→ **Reading passage**

▬▬▬▬▬▬▬▬▬▬

Current London 2025
Session Archive
Check out our session archive to catch up on anything you missed or rewatch your favorites to make sure you hear all of the industry-changing insights from the best minds in data streaming.


Taming the Data Beast: Processing real time Market Data by a Crypto Exchange
As one of Europe’s leading Crypto Exchanges, Bitvavo enables its ~2 million customers to buy, sell and store over 300 digital assets and provides a 24/7 service processing many thousands of transactions per second with stable sub millisecond execution times on its order flow. In this talk I will deep dive on the high level architecture of Bitvavo Exchange and details of how we process and transform trading Data using Confluent Cloud and Imply Druid in real time in order to provide useful insights to our customers focused on Candle Charts. Specifically I will cover architectural patterns, lessons learned and good practices routing and processing high volumes of market data from low latency systems while maintaining the high performance and scalability required from the leading European Crypto Exchange in Europe.
Marcos Maia


From Zero to Hero: petabyte-scale Tiered Storage lessons
Whether you’re running mission critical applications or just shipping logs in real time, Tiered Storage can make your Kafka Cluster cheaper, easier to manage and faster. To understand the benefits, tradeoffs and the development history join this talk where we’ll uncover KIP-405 and showcase how the community backed up this important feature for Apache Kafka. We’ll rollback the KIP history, starting from 2018, to understand the major milestones and share details on how major industry leaders like Apple, Datadog and Slack helped out and tested both the Tiered Storage functionality and the first AWS S3 open source plugin. Furthermore, we’ll share details, gotchas, and tradeoffs of users successfully adopting Tiered Storage in production at scale, surpassing 150 GB/s of throughput. If you want to optimize your Apache Kafka cluster for performance, cost, and overall health, this session is for you.
Francesco Tisiot, Filip Yonov


Into the Otter-Verse: Using time-travel to transform Kafka Streams development and operations.

▬▬▬▬▬▬▬▬▬▬

→ **Material supplied**
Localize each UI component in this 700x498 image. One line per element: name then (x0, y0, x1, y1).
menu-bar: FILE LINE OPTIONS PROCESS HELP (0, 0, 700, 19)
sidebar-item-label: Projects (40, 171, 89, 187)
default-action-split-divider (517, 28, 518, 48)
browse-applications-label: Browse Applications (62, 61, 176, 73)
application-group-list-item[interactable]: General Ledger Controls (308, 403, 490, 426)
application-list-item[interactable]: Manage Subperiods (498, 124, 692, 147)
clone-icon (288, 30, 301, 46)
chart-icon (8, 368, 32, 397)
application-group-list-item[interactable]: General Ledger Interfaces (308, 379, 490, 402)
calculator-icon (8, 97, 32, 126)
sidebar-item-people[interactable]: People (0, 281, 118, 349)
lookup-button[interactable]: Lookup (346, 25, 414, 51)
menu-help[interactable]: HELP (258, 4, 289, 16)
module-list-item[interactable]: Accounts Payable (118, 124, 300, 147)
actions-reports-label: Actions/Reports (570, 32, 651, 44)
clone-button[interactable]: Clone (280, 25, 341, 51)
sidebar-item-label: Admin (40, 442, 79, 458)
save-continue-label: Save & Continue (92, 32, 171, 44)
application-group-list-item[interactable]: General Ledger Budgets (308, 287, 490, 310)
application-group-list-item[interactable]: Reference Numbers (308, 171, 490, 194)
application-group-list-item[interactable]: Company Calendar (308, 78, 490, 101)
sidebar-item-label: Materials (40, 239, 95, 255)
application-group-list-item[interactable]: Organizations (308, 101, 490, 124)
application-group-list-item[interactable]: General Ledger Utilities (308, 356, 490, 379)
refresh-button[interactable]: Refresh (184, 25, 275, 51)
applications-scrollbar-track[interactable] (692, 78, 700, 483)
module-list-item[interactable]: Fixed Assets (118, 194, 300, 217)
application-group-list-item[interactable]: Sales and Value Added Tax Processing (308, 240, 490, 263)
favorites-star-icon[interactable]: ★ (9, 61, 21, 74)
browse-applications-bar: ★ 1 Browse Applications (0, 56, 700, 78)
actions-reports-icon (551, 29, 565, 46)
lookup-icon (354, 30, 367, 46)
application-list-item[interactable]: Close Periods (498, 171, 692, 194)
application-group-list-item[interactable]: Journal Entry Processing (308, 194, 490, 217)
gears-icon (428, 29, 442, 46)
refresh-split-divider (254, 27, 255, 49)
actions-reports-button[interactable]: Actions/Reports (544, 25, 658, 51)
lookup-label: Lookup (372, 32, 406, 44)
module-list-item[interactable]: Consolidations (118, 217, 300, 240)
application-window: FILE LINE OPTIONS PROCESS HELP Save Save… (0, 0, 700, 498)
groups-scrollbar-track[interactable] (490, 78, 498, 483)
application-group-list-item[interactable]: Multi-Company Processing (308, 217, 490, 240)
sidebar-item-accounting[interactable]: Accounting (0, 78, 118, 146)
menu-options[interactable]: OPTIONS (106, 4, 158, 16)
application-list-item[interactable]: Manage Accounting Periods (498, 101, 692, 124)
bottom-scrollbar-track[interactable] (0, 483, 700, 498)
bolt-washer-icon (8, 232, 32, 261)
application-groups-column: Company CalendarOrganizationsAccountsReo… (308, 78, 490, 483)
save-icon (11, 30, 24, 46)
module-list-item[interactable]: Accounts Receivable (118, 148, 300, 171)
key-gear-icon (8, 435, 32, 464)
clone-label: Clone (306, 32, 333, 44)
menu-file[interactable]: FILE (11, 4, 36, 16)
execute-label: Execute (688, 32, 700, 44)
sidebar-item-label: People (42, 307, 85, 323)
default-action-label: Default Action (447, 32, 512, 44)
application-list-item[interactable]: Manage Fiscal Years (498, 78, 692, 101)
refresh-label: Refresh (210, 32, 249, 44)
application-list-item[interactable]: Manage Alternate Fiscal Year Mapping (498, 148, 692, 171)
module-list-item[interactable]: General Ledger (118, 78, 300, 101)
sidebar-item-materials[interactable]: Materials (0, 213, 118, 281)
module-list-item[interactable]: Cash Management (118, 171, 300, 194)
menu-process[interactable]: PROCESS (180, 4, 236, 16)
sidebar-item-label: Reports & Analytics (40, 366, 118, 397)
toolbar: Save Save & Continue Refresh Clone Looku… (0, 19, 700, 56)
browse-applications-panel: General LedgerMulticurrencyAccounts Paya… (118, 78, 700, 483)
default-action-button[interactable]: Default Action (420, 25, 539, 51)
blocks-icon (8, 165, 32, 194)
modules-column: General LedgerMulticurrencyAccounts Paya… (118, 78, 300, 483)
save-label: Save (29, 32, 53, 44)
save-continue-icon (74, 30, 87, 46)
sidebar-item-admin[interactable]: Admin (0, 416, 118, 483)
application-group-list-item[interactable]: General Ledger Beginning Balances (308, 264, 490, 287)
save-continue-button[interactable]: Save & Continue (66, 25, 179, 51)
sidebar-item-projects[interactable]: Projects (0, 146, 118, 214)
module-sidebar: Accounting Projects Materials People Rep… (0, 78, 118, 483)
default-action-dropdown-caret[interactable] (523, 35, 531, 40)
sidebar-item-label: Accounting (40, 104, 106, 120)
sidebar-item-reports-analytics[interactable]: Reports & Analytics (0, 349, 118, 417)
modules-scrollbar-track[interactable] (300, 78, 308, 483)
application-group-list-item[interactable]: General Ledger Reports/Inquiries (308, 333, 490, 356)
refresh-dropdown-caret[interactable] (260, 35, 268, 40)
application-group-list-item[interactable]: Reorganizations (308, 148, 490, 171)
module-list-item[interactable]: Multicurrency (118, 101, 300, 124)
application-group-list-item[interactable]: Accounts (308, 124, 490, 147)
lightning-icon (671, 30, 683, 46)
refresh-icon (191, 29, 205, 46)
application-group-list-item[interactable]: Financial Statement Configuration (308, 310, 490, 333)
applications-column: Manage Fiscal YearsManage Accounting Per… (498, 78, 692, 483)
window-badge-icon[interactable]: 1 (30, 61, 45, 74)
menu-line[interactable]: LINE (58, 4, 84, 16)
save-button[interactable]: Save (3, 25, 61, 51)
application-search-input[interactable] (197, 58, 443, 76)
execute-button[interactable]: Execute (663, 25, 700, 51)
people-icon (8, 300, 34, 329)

▬▬▬▬▬▬▬▬▬▬

→ **Written exercise**
Retype the session archive text from "Current London 2025" up to and including "in data streaming.".

→ **Task answer**
Current London 2025
Session Archive
Check out our session archive to catch up on anything you missed or rewatch your favorites to make sure you hear all of the industry-changing insights from the best minds in data streaming.